→ **Text block**:
..............................
DAUGHTERS OF THE CULT: STREAM IT OR SKIP IT? 

Opening Shot: “I was 13 years old the day I escaped my father’s cult. A violent, polygamist cult.” And as a reenactment of this moment appears, we’re introduced to Anna LeBaron, who speaks alongside her sister Celia LeBaron. 

The Gist: By the early twentieth century, the Mormon church no longer recognized polygamy. But that didn’t stop breakaway fundamentalist believers in the practice from settling with their followers in Mexico. And by the late 1960s, Ervin LeBaron and his brothers Joel and Verlan had set up their flock on a primitive colony based in Chihuahua. Joel was the designated prophet of The Church of the First Born of the Fullness of Times, where plural marriage was exulted, while Ervin was the charismatic face man, converting people to the cause and keeping the tithes rolling in. But Ervin wanted more power, and control of that financial juice. And soon enough he split from his brothers to form a splinter sect, The Church of the Lamb of God, with himself as sole prophet.
..............................
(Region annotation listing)
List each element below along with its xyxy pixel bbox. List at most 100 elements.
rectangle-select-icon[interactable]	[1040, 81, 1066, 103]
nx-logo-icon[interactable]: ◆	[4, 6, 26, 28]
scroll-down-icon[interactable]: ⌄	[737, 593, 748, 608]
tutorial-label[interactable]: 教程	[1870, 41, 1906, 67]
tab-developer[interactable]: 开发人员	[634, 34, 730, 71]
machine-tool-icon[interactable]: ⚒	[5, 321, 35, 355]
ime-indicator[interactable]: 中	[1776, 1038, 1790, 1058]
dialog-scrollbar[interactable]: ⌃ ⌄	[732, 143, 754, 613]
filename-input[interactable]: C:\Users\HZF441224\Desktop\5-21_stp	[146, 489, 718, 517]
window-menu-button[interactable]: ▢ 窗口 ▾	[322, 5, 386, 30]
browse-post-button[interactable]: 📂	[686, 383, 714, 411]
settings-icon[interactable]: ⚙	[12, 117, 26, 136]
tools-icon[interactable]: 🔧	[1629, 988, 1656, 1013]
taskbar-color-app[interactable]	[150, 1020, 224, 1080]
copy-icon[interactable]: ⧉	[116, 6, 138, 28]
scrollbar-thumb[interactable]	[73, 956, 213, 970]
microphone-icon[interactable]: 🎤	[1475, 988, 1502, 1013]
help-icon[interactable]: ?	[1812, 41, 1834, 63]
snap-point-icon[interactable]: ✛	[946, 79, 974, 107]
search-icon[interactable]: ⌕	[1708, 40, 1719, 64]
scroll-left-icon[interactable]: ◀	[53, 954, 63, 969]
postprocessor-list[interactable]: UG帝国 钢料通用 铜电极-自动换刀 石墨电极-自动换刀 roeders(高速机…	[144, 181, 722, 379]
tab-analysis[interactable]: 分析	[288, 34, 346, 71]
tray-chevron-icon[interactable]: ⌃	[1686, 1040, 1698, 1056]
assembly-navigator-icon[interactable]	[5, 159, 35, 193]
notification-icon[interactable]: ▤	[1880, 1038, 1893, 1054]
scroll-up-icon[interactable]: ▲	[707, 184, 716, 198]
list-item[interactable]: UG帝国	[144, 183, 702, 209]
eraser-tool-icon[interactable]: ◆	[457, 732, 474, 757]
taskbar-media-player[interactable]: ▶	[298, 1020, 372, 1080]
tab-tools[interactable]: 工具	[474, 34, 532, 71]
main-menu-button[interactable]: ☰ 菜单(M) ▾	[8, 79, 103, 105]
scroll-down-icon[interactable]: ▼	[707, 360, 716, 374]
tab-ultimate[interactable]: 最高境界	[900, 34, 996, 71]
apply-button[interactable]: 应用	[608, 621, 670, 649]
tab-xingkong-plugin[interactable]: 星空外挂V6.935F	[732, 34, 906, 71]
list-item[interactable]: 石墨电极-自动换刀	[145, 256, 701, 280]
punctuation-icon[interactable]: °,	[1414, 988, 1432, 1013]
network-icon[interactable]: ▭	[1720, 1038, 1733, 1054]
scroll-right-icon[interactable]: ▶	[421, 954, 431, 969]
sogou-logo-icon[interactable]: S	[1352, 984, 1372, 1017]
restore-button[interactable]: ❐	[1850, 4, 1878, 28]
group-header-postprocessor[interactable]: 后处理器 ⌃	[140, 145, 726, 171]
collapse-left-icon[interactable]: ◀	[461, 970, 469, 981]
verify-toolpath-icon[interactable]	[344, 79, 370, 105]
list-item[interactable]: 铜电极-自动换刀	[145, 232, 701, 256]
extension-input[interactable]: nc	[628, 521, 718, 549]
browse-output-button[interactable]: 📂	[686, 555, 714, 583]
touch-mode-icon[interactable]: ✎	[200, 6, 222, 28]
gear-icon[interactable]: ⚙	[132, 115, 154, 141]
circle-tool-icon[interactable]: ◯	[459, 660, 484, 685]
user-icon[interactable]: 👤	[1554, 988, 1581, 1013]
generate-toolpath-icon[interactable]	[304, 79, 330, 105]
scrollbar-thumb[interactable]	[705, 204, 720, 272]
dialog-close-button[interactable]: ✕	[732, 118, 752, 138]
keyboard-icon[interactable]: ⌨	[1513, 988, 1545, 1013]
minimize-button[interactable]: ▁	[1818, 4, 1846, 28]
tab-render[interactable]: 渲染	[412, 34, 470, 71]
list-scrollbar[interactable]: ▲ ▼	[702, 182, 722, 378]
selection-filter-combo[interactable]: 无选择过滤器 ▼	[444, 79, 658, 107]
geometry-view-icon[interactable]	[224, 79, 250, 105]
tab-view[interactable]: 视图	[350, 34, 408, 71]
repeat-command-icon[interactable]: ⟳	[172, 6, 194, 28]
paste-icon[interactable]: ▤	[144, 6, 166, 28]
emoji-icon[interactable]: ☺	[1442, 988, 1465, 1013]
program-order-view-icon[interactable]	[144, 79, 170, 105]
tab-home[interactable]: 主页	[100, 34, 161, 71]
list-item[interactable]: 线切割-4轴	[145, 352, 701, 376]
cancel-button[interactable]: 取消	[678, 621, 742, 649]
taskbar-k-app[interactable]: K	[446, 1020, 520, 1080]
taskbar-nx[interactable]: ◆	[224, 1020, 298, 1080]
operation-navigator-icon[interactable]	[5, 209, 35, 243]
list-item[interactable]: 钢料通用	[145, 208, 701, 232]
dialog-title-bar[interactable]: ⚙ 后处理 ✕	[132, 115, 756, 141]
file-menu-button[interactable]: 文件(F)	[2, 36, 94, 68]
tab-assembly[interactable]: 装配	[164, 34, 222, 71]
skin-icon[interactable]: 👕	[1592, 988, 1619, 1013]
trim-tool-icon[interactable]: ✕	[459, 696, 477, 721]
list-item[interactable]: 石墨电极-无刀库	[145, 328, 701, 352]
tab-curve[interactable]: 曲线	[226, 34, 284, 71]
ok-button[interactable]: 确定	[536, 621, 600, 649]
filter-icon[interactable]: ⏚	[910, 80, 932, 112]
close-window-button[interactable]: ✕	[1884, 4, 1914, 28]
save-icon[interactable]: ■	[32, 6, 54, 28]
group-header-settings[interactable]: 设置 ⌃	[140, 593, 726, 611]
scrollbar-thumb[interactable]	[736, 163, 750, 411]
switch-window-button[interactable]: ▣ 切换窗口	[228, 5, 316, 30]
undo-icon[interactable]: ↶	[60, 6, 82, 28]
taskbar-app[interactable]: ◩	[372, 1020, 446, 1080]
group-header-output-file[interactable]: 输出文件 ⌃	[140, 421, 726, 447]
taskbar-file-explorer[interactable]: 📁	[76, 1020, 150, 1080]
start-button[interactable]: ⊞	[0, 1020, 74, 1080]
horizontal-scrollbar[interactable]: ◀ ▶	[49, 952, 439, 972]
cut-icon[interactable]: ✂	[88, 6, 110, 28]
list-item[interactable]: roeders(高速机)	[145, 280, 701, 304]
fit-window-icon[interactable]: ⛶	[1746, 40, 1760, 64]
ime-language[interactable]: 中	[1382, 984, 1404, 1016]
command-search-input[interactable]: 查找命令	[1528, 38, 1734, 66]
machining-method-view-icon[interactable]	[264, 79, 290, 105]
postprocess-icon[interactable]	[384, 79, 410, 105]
..............................
→ **Requirements**:
A. Duplicate the Daughters of the Cult review in full, word for word.
B. From the listing, set down every line from the first one through the line containing "159, 35, 193]", unchanged.

→ **Responses in order**:
A.
DAUGHTERS OF THE CULT: STREAM IT OR SKIP IT? 

Opening Shot: “I was 13 years old the day I escaped my father’s cult. A violent, polygamist cult.” And as a reenactment of this moment appears, we’re introduced to Anna LeBaron, who speaks alongside her sister Celia LeBaron. 

The Gist: By the early twentieth century, the Mormon church no longer recognized polygamy. But that didn’t stop breakaway fundamentalist believers in the practice from settling with their followers in Mexico. And by the late 1960s, Ervin LeBaron and his brothers Joel and Verlan had set up their flock on a primitive colony based in Chihuahua. Joel was the designated prophet of The Church of the First Born of the Fullness of Times, where plural marriage was exulted, while Ervin was the charismatic face man, converting people to the cause and keeping the tithes rolling in. But Ervin wanted more power, and control of that financial juice. And soon enough he split from his brothers to form a splinter sect, The Church of the Lamb of God, with himself as sole prophet.

B.
List each element below along with its xyxy pixel bbox. List at most 100 elements.
rectangle-select-icon[interactable]	[1040, 81, 1066, 103]
nx-logo-icon[interactable]: ◆	[4, 6, 26, 28]
scroll-down-icon[interactable]: ⌄	[737, 593, 748, 608]
tutorial-label[interactable]: 教程	[1870, 41, 1906, 67]
tab-developer[interactable]: 开发人员	[634, 34, 730, 71]
machine-tool-icon[interactable]: ⚒	[5, 321, 35, 355]
ime-indicator[interactable]: 中	[1776, 1038, 1790, 1058]
dialog-scrollbar[interactable]: ⌃ ⌄	[732, 143, 754, 613]
filename-input[interactable]: C:\Users\HZF441224\Desktop\5-21_stp	[146, 489, 718, 517]
window-menu-button[interactable]: ▢ 窗口 ▾	[322, 5, 386, 30]
browse-post-button[interactable]: 📂	[686, 383, 714, 411]
settings-icon[interactable]: ⚙	[12, 117, 26, 136]
tools-icon[interactable]: 🔧	[1629, 988, 1656, 1013]
taskbar-color-app[interactable]	[150, 1020, 224, 1080]
copy-icon[interactable]: ⧉	[116, 6, 138, 28]
scrollbar-thumb[interactable]	[73, 956, 213, 970]
microphone-icon[interactable]: 🎤	[1475, 988, 1502, 1013]
help-icon[interactable]: ?	[1812, 41, 1834, 63]
snap-point-icon[interactable]: ✛	[946, 79, 974, 107]
search-icon[interactable]: ⌕	[1708, 40, 1719, 64]
scroll-left-icon[interactable]: ◀	[53, 954, 63, 969]
postprocessor-list[interactable]: UG帝国 钢料通用 铜电极-自动换刀 石墨电极-自动换刀 roeders(高速机…	[144, 181, 722, 379]
tab-analysis[interactable]: 分析	[288, 34, 346, 71]
tray-chevron-icon[interactable]: ⌃	[1686, 1040, 1698, 1056]
assembly-navigator-icon[interactable]	[5, 159, 35, 193]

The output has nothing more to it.